TRABALHO PEDIDO -
1 - Diga se cada afirmação a seguir concorda com o trecho sobre imprensa e honra, respondendo sim ou não e citando literalmente as palavras do trecho que decidem a resposta. (a) Matérias sobre investigações e escândalos envolvendo figuras públicas são veiculadas quase todos os dias. (b) O acesso à informação e a inviolabilidade da intimidade e da honra são garantidos por uma lei ordinária. (c) As pessoas que foram alvo das notícias sentem que sua honra foi ofendida.
2 - Reproduza palavra por palavra o trecho sobre imprensa e honra, de “É praticamente diária” até “a honra, ofendida.”, incluindo essas palavras.

TRECHO SELECIONADO -
É praticamente diária a veiculação de matérias jornalísticas
a respeito de investigações, suspeitas e escândalos envolvendo figuras públicas
– como magistrados, deputados, senadores, governadores e empresários –, que
despertam o interesse da população. O que interliga as publicações na mídia aos
processos que chegam ao Superior Tribunal de Justiça (STJ) é a discussão sobre
a existência de dano, e consequente necessidade de reparação civil, provocada
pelo confronto entre dois direitos fundamentais garantidos pela Constituição
Federal: acesso à informação e inviolabilidade da intimidade e da honra das
pessoas. Se de um lado os veículos defendem seu direito-dever de informar, de
tecer críticas e de estabelecer posicionamentos a respeito de temas de
interesse da sociedade, de outro lado, aqueles que foram alvo das notícias
sentem que a intimidade de suas vidas foi devassada, e a honra, ofendida.

DADOS FORNECIDOS -
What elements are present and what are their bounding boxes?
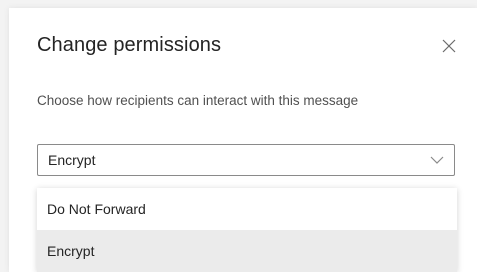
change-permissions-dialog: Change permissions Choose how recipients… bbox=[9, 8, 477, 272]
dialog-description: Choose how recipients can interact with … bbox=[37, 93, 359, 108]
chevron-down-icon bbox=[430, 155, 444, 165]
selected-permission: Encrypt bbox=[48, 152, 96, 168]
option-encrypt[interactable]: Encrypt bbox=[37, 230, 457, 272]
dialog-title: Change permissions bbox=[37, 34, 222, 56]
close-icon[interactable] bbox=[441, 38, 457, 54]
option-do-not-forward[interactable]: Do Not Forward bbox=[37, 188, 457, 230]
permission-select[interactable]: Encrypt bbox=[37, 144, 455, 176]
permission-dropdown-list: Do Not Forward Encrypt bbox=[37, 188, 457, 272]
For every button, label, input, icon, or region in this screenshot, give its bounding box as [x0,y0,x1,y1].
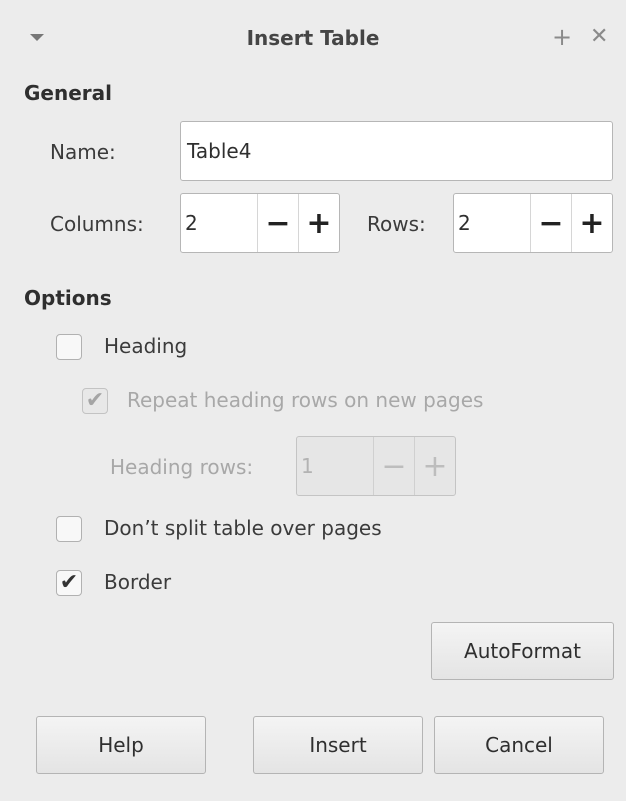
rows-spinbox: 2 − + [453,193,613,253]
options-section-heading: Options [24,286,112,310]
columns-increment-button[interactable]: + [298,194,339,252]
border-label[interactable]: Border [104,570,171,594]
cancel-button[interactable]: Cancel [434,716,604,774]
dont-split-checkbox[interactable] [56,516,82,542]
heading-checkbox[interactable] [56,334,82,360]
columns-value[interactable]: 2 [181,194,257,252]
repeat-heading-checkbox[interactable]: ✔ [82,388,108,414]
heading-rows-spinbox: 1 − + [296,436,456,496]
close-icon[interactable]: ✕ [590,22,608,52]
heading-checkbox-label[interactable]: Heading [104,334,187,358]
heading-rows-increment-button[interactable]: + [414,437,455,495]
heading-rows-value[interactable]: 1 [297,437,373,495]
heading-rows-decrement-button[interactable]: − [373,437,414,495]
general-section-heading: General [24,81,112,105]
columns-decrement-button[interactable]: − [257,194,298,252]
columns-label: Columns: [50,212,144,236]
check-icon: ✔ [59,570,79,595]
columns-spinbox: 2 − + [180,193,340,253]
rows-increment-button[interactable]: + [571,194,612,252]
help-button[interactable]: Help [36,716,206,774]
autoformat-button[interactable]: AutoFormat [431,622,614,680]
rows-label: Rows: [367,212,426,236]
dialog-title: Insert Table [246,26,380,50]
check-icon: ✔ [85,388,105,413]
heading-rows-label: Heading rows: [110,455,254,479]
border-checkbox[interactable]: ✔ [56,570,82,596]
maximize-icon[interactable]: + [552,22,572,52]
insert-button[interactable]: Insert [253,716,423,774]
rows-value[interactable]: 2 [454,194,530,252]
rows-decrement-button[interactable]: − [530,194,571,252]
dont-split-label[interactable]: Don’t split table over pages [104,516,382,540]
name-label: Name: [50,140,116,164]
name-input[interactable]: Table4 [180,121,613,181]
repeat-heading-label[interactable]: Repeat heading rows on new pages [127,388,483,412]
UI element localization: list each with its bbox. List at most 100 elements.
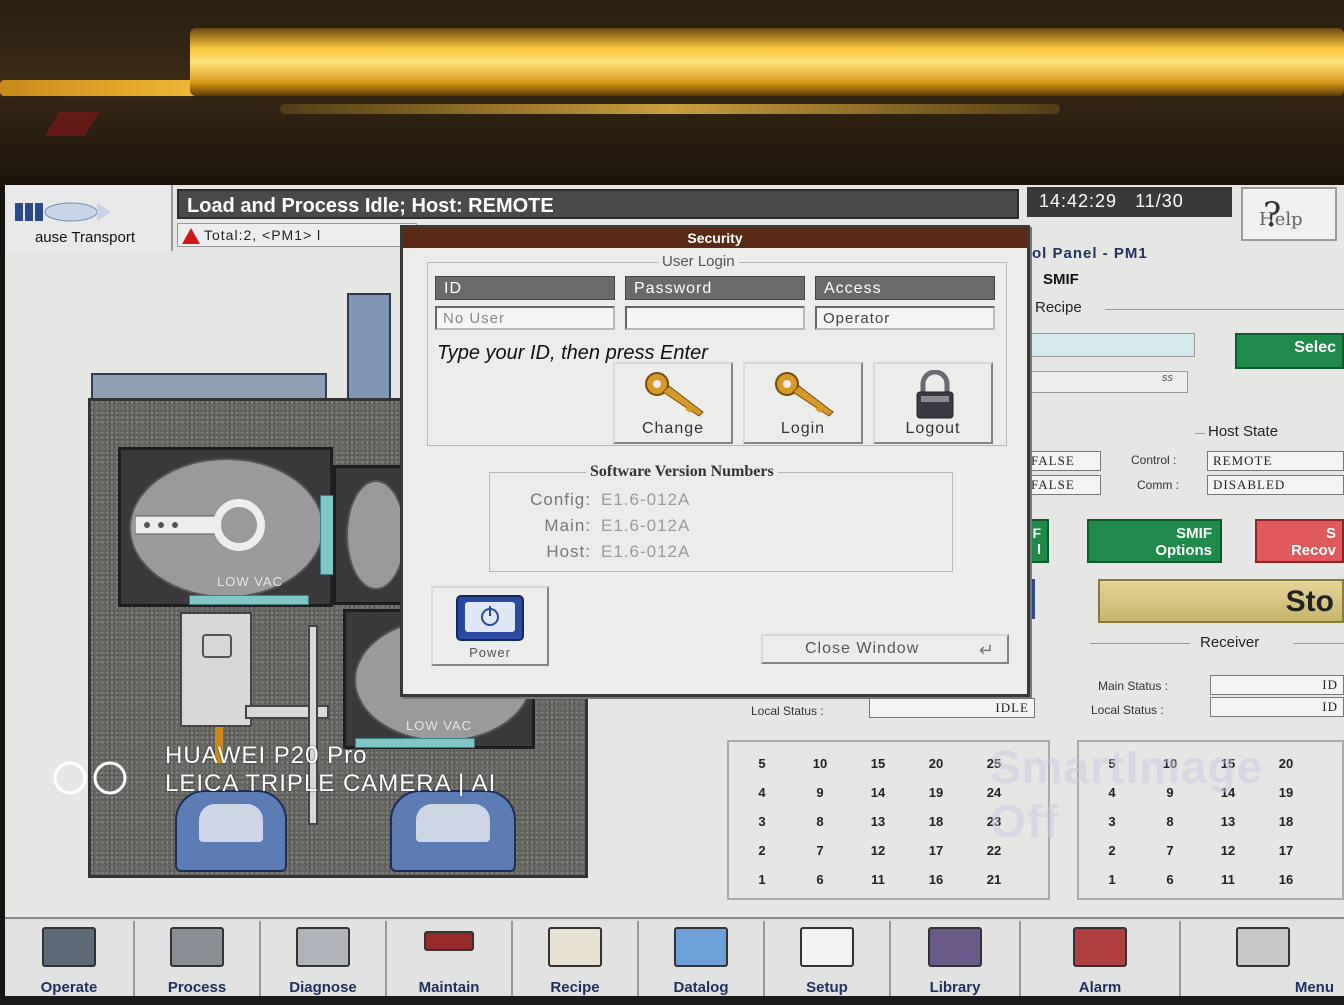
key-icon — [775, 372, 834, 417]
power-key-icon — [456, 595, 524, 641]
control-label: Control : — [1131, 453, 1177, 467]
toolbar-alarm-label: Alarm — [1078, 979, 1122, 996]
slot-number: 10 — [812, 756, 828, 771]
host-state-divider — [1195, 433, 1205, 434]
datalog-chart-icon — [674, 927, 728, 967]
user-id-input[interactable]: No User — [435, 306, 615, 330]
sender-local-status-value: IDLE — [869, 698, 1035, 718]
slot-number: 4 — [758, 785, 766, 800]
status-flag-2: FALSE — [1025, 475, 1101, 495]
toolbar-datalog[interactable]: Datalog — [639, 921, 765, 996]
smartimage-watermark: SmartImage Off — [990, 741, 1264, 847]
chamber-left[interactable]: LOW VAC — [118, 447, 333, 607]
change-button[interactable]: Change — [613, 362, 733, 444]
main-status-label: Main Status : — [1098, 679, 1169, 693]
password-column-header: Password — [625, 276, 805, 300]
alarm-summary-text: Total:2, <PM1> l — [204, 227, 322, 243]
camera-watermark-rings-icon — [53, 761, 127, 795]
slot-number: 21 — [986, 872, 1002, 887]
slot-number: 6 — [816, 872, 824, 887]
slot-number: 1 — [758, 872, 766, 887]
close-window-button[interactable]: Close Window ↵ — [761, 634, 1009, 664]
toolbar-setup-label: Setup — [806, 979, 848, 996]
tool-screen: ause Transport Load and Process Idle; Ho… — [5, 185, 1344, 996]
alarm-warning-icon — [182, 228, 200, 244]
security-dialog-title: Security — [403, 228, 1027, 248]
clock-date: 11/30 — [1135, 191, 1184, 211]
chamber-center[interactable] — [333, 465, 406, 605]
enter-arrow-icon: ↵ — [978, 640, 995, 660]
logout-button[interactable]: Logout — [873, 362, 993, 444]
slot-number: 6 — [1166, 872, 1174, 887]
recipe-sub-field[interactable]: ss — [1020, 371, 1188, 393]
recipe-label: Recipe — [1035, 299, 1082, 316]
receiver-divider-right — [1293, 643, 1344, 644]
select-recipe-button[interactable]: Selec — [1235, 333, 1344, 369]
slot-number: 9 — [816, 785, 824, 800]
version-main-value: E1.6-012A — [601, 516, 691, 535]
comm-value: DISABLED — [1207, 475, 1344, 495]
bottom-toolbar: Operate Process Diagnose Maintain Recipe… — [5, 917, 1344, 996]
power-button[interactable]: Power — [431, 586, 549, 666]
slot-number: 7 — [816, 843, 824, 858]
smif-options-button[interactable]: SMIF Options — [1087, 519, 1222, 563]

SOLUÇÕES DOS PROBLEMAS -
1 -
(a) Sim: “É praticamente diária a veiculação de matérias jornalísticas”.
(b) Não: “dois direitos fundamentais garantidos pela Constituição Federal”.
(c) Sim: “a intimidade de suas vidas foi devassada, e a honra, ofendida”.

2 -
É praticamente diária a veiculação de matérias jornalísticas
a respeito de investigações, suspeitas e escândalos envolvendo figuras públicas
– como magistrados, deputados, senadores, governadores e empresários –, que
despertam o interesse da população. O que interliga as publicações na mídia aos
processos que chegam ao Superior Tribunal de Justiça (STJ) é a discussão sobre
a existência de dano, e consequente necessidade de reparação civil, provocada
pelo confronto entre dois direitos fundamentais garantidos pela Constituição
Federal: acesso à informação e inviolabilidade da intimidade e da honra das
pessoas. Se de um lado os veículos defendem seu direito-dever de informar, de
tecer críticas e de estabelecer posicionamentos a respeito de temas de
interesse da sociedade, de outro lado, aqueles que foram alvo das notícias
sentem que a intimidade de suas vidas foi devassada, e a honra, ofendida.